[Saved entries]
☆ ☆ ☆ ☆

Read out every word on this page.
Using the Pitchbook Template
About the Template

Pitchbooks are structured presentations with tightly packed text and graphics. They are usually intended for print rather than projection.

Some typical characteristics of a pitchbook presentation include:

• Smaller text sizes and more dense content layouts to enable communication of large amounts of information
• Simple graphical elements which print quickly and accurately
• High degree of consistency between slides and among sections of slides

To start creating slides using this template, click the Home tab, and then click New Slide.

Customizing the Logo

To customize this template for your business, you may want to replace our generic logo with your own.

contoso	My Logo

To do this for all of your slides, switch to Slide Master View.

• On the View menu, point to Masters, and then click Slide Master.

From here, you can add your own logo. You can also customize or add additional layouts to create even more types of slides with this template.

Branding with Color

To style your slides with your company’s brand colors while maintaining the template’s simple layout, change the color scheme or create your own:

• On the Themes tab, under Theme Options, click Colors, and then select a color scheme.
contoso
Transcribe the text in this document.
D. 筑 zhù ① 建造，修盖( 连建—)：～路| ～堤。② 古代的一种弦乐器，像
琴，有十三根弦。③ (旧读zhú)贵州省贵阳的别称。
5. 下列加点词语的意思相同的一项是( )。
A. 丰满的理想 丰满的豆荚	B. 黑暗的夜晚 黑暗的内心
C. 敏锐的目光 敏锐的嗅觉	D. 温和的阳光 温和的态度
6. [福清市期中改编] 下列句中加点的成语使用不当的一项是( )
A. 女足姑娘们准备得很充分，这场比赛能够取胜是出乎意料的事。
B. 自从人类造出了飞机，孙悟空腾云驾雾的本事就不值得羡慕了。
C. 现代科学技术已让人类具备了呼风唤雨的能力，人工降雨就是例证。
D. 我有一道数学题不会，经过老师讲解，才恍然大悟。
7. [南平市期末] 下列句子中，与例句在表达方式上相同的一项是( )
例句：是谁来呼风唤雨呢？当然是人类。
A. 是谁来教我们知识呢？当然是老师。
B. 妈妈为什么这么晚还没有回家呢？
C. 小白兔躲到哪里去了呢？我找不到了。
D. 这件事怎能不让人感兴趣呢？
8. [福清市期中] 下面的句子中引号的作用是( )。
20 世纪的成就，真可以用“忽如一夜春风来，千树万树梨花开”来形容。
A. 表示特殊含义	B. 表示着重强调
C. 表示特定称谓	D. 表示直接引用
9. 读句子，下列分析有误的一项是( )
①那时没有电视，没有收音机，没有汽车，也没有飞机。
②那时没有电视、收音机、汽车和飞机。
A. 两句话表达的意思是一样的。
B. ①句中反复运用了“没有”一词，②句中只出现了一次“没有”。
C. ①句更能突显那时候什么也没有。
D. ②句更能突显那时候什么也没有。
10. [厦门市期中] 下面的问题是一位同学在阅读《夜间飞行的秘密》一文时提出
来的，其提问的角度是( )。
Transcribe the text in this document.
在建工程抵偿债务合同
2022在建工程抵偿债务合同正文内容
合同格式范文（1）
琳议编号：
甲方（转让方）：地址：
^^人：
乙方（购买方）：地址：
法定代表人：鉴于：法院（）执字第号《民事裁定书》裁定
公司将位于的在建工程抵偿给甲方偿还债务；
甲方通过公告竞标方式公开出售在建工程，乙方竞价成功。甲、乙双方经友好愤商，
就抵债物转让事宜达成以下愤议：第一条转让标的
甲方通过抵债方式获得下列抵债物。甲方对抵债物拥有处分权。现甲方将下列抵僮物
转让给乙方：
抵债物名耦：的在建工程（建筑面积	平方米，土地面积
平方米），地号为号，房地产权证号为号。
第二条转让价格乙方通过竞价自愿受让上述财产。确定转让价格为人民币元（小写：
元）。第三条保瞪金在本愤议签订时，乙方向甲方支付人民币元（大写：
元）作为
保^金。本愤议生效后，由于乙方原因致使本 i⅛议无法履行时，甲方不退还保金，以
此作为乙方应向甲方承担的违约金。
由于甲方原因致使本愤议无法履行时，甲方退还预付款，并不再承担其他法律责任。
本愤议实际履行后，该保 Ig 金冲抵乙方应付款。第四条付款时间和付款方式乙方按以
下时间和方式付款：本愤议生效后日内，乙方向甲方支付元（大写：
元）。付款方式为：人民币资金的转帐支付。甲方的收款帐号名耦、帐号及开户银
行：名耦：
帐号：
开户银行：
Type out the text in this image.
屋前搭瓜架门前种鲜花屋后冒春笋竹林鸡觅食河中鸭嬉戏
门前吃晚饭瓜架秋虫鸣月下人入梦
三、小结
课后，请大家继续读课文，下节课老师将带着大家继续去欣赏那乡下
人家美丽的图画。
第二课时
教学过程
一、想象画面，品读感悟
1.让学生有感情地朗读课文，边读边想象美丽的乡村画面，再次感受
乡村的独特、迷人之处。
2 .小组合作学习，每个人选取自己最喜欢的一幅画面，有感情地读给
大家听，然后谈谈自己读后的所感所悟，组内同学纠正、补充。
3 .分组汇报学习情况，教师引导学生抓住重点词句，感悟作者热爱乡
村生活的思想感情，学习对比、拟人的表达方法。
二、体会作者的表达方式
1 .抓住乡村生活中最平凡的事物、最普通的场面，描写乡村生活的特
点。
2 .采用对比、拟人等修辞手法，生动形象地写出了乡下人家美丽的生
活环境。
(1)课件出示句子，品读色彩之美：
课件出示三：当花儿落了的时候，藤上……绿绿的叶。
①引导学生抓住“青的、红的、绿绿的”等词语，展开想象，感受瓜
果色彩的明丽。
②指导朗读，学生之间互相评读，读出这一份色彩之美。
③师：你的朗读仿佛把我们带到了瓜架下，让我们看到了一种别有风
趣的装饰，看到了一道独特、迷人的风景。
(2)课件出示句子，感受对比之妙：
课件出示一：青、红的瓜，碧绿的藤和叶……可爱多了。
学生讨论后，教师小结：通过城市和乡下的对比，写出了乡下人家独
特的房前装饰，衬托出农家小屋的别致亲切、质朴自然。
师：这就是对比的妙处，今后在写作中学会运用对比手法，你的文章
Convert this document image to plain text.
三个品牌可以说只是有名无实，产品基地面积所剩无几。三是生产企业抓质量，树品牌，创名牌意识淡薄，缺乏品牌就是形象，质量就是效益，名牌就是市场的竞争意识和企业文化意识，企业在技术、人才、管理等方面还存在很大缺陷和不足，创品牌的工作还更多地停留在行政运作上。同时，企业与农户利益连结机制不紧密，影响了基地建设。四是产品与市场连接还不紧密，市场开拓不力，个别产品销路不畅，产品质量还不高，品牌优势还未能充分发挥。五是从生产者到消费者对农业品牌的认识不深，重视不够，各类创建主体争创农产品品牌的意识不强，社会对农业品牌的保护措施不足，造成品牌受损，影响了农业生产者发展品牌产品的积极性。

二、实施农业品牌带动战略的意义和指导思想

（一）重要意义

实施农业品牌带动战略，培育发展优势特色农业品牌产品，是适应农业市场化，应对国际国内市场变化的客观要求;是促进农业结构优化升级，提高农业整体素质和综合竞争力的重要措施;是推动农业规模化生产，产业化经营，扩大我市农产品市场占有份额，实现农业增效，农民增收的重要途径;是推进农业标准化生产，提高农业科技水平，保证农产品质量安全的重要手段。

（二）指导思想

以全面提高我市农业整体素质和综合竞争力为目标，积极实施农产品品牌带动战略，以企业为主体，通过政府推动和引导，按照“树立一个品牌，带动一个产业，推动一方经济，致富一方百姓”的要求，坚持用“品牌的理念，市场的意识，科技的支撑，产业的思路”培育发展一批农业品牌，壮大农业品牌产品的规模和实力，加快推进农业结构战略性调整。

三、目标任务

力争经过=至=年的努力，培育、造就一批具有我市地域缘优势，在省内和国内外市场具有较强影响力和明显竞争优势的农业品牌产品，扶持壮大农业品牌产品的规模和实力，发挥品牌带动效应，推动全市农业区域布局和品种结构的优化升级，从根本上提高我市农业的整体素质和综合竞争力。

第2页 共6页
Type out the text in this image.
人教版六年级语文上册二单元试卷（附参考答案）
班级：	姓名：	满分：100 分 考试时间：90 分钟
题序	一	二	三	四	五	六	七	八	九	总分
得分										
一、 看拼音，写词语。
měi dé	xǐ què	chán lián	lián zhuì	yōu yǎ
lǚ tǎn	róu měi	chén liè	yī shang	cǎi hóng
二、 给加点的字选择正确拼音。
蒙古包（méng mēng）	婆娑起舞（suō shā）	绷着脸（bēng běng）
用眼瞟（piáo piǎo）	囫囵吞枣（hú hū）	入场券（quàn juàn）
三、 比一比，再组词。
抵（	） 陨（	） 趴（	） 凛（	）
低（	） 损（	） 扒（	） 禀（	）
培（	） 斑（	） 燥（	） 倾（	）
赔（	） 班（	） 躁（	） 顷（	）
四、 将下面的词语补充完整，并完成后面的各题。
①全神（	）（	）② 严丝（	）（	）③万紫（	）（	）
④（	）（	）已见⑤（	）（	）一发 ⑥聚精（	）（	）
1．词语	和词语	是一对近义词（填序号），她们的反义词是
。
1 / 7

☆ ☆ ☆ ☆

The task: In the listing above, locate each line with "click" and copy it.

The completed task:
To start creating slides using this template, click the Home tab, and then click New Slide.
• On the View menu, point to Masters, and then click Slide Master.
• On the Themes tab, under Theme Options, click Colors, and then select a color scheme.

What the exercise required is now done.